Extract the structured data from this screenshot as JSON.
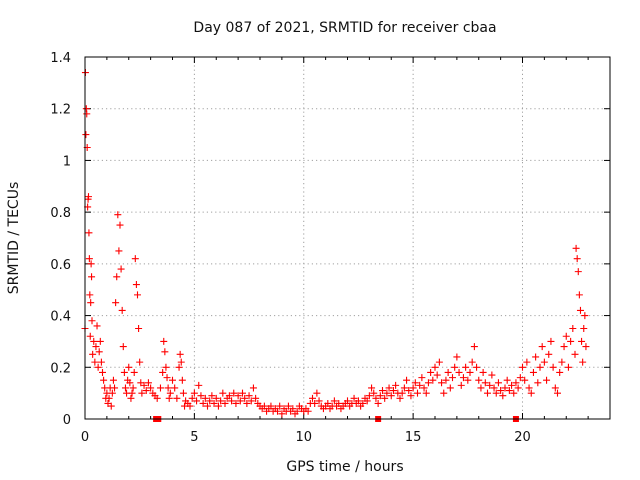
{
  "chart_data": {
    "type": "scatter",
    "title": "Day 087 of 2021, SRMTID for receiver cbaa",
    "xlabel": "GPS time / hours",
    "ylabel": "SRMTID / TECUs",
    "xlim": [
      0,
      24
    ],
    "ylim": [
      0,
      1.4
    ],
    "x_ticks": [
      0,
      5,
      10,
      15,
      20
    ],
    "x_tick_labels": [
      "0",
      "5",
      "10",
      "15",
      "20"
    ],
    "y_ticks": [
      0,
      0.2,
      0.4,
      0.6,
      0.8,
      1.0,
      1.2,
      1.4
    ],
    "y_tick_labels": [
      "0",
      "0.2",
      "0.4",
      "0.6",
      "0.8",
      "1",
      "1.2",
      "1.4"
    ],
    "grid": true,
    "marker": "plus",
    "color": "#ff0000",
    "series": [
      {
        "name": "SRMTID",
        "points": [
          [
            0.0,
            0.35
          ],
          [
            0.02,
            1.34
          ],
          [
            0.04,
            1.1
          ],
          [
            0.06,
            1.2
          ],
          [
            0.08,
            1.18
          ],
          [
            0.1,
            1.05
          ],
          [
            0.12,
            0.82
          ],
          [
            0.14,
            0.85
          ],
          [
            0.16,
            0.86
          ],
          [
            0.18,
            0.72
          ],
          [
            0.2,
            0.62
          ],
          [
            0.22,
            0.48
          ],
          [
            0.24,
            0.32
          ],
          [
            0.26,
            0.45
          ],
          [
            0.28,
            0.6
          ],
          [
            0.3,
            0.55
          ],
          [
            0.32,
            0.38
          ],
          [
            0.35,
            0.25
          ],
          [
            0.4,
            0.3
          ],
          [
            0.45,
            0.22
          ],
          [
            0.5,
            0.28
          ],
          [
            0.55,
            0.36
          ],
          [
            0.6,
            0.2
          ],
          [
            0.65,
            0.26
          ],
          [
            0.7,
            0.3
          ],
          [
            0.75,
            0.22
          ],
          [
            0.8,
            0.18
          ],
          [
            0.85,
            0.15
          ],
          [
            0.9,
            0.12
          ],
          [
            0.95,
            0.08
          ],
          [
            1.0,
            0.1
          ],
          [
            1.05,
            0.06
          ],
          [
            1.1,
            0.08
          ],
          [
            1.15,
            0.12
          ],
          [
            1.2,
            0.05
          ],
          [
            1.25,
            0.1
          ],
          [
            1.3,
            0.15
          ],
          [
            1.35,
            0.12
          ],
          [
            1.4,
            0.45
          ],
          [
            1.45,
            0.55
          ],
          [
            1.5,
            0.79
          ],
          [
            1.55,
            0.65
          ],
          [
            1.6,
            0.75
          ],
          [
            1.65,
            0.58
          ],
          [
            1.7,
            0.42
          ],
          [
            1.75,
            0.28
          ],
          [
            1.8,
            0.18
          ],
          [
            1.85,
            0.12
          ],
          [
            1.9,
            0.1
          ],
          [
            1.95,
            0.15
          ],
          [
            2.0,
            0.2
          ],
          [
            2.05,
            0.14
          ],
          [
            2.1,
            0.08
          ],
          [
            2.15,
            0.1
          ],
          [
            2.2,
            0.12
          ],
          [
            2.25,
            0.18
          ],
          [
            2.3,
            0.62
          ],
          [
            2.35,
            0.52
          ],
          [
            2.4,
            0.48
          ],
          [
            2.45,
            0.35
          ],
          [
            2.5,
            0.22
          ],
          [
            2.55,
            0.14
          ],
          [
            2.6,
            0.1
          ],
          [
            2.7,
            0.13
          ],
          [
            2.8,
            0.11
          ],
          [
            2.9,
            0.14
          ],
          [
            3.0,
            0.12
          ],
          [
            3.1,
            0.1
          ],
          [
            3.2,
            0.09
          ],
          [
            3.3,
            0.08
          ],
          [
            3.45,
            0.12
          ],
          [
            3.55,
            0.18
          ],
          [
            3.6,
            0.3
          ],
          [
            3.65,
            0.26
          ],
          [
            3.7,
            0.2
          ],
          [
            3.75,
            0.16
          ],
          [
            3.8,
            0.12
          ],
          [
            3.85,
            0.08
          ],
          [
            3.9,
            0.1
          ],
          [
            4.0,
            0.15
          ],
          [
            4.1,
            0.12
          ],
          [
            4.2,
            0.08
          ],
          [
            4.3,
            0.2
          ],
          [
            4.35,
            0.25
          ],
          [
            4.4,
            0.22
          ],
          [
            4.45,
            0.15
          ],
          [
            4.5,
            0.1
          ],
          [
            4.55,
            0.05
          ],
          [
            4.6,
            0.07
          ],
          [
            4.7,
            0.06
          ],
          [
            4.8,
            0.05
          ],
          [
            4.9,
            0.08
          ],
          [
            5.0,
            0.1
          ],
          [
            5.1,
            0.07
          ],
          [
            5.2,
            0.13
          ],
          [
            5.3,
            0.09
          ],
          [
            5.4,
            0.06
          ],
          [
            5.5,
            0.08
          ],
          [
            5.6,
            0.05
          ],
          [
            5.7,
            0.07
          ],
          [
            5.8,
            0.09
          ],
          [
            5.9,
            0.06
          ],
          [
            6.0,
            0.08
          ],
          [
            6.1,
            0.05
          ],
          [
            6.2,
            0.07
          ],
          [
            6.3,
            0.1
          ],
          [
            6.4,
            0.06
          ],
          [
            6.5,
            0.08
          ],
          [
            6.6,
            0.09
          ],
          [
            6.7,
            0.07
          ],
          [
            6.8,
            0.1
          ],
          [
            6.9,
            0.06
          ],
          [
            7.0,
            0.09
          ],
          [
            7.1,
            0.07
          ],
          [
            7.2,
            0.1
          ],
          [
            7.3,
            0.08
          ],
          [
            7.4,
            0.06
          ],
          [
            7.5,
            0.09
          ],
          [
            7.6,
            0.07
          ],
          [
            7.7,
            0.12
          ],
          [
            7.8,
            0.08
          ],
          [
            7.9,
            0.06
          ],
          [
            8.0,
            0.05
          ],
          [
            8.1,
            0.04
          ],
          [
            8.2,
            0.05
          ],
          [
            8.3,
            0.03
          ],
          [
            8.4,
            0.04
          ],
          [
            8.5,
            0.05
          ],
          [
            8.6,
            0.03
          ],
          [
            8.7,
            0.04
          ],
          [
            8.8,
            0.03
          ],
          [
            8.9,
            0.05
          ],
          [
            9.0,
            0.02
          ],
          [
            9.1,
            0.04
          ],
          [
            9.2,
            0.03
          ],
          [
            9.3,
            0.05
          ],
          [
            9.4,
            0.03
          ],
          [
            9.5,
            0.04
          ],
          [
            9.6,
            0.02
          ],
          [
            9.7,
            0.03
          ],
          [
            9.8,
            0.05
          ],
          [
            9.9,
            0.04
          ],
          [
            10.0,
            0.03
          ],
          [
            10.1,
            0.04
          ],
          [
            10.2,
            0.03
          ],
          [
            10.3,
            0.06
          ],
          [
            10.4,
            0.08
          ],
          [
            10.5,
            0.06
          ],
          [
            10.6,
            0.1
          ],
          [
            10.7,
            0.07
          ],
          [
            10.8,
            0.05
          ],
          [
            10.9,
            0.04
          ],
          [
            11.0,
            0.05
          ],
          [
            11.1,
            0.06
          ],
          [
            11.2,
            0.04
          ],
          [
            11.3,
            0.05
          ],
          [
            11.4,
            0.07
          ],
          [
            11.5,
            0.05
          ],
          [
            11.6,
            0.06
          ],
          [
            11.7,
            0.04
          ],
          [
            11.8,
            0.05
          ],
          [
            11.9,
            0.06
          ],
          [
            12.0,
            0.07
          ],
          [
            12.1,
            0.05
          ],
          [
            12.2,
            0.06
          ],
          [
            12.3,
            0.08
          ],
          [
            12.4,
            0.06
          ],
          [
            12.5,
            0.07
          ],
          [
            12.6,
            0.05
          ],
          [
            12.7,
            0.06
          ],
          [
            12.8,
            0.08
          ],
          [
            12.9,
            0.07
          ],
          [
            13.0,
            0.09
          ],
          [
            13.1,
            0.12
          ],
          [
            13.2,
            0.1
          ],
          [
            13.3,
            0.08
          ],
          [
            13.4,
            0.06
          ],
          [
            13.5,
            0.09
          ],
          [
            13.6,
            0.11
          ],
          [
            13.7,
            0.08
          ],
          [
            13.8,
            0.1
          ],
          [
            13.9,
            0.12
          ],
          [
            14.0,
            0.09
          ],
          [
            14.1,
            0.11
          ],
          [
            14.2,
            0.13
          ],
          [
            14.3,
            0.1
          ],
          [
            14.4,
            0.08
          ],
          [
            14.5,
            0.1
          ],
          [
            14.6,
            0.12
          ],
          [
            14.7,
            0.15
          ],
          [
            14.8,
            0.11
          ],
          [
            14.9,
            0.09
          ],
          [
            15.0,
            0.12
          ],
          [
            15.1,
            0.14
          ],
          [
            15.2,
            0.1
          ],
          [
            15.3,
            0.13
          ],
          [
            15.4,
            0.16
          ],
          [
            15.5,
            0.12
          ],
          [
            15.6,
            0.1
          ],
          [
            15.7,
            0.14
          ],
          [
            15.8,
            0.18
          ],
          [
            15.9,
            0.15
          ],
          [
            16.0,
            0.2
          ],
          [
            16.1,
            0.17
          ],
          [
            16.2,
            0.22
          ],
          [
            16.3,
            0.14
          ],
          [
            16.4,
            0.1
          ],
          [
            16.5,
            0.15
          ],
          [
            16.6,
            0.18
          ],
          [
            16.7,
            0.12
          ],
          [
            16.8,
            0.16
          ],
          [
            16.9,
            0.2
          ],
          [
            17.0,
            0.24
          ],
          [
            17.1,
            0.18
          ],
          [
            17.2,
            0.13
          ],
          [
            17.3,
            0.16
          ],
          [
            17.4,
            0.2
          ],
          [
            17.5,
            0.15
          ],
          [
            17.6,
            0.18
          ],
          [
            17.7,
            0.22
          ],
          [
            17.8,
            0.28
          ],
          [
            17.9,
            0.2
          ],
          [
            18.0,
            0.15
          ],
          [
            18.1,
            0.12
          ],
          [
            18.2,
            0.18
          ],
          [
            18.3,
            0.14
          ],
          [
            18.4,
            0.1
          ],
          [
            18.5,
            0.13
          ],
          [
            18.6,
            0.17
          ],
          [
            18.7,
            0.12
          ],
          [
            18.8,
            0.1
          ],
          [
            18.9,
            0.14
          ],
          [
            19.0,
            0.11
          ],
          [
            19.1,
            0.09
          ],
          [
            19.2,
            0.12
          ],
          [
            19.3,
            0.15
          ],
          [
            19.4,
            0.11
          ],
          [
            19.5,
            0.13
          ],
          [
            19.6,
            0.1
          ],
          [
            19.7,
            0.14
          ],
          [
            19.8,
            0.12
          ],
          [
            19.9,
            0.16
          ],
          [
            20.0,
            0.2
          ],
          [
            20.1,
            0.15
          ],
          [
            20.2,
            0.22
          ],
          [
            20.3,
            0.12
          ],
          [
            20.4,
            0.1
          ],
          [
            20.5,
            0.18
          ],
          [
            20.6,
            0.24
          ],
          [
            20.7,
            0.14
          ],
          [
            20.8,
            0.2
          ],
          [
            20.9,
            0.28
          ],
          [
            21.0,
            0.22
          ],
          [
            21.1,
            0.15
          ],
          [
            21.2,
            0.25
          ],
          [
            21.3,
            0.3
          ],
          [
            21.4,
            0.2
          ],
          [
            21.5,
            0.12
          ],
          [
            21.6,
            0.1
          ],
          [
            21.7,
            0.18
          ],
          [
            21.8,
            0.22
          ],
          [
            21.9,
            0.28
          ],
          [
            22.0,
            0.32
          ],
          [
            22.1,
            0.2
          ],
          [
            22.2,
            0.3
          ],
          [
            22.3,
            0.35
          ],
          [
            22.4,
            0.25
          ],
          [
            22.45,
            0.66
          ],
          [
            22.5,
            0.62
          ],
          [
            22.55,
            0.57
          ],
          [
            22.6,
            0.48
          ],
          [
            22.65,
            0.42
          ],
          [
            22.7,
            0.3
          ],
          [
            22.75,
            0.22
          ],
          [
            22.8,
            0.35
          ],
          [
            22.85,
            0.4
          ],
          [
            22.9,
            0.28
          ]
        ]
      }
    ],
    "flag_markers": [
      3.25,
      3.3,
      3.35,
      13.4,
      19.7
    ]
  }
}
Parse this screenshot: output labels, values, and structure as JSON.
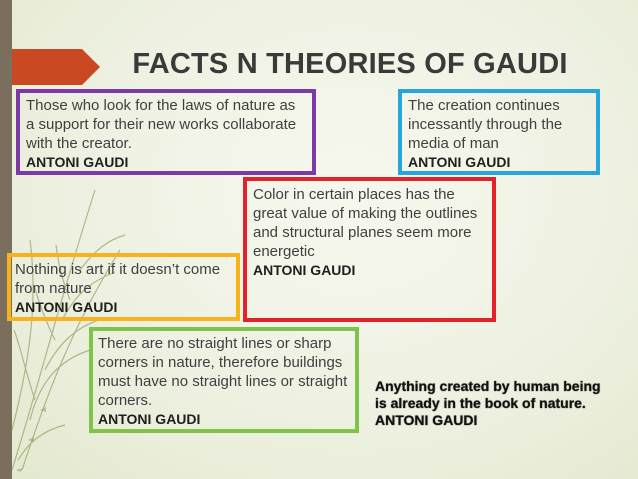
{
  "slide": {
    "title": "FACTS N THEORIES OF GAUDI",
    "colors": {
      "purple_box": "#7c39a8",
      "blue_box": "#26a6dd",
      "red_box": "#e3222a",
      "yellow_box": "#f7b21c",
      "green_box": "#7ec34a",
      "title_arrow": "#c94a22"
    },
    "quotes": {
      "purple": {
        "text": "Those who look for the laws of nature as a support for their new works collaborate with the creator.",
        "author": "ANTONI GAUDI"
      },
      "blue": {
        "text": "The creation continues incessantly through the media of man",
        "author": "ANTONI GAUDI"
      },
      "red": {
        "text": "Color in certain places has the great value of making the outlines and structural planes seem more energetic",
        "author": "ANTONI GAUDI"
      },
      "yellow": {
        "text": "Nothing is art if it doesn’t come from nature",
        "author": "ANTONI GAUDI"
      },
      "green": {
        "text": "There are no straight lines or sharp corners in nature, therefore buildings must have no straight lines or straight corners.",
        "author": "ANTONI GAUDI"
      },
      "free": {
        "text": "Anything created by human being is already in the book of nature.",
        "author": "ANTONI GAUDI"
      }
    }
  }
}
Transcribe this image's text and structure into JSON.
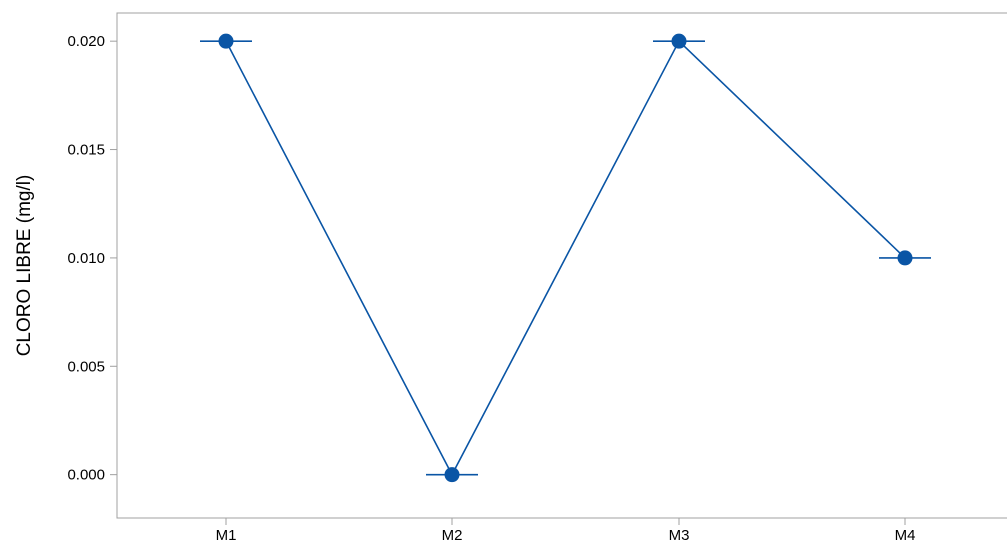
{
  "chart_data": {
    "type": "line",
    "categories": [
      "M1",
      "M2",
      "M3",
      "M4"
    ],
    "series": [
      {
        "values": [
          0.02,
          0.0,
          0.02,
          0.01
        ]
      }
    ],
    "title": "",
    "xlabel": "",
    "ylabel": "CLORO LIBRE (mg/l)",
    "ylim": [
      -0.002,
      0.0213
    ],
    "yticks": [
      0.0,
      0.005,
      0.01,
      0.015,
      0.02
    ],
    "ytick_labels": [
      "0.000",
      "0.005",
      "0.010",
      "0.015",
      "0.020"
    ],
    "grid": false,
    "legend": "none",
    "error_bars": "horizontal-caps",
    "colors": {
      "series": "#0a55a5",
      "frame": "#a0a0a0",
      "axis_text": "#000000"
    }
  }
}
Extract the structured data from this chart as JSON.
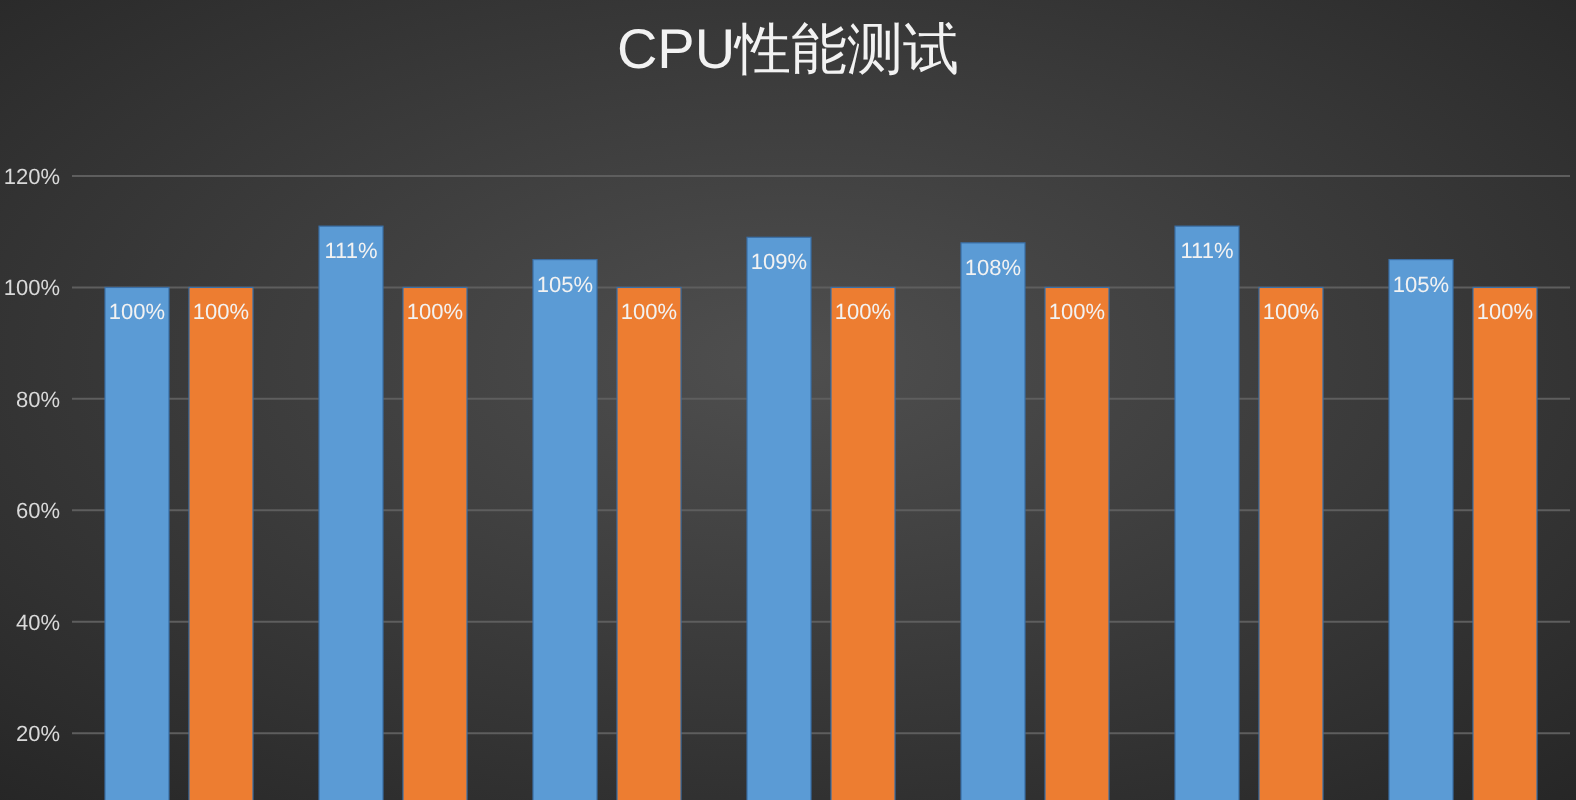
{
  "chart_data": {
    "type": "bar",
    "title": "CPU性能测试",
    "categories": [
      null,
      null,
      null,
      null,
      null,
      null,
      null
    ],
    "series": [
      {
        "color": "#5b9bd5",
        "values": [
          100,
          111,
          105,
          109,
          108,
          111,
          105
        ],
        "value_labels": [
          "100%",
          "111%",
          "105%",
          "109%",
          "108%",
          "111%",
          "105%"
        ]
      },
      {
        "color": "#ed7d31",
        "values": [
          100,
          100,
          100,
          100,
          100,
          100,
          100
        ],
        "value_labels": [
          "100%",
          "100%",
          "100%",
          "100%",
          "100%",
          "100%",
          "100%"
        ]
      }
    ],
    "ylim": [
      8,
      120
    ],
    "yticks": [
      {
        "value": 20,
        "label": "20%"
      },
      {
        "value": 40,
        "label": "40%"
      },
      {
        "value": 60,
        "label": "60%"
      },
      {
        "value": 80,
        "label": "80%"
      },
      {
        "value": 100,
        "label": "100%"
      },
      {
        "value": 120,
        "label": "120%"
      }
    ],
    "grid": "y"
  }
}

▶ **EXERCISE PROMPT**:
Reproduce word for word the lines running from the line with "Extract the structured data from this chart" through the end of the data, both included, and nothing else; leave out the pictures.

▶ **SOLVED EXERCISE**:
Extract the structured data from this chart as JSON.
{
  "chart_data": {
    "type": "bar",
    "title": "CPU性能测试",
    "categories": [
      null,
      null,
      null,
      null,
      null,
      null,
      null
    ],
    "series": [
      {
        "color": "#5b9bd5",
        "values": [
          100,
          111,
          105,
          109,
          108,
          111,
          105
        ],
        "value_labels": [
          "100%",
          "111%",
          "105%",
          "109%",
          "108%",
          "111%",
          "105%"
        ]
      },
      {
        "color": "#ed7d31",
        "values": [
          100,
          100,
          100,
          100,
          100,
          100,
          100
        ],
        "value_labels": [
          "100%",
          "100%",
          "100%",
          "100%",
          "100%",
          "100%",
          "100%"
        ]
      }
    ],
    "ylim": [
      8,
      120
    ],
    "yticks": [
      {
        "value": 20,
        "label": "20%"
      },
      {
        "value": 40,
        "label": "40%"
      },
      {
        "value": 60,
        "label": "60%"
      },
      {
        "value": 80,
        "label": "80%"
      },
      {
        "value": 100,
        "label": "100%"
      },
      {
        "value": 120,
        "label": "120%"
      }
    ],
    "grid": "y"
  }
}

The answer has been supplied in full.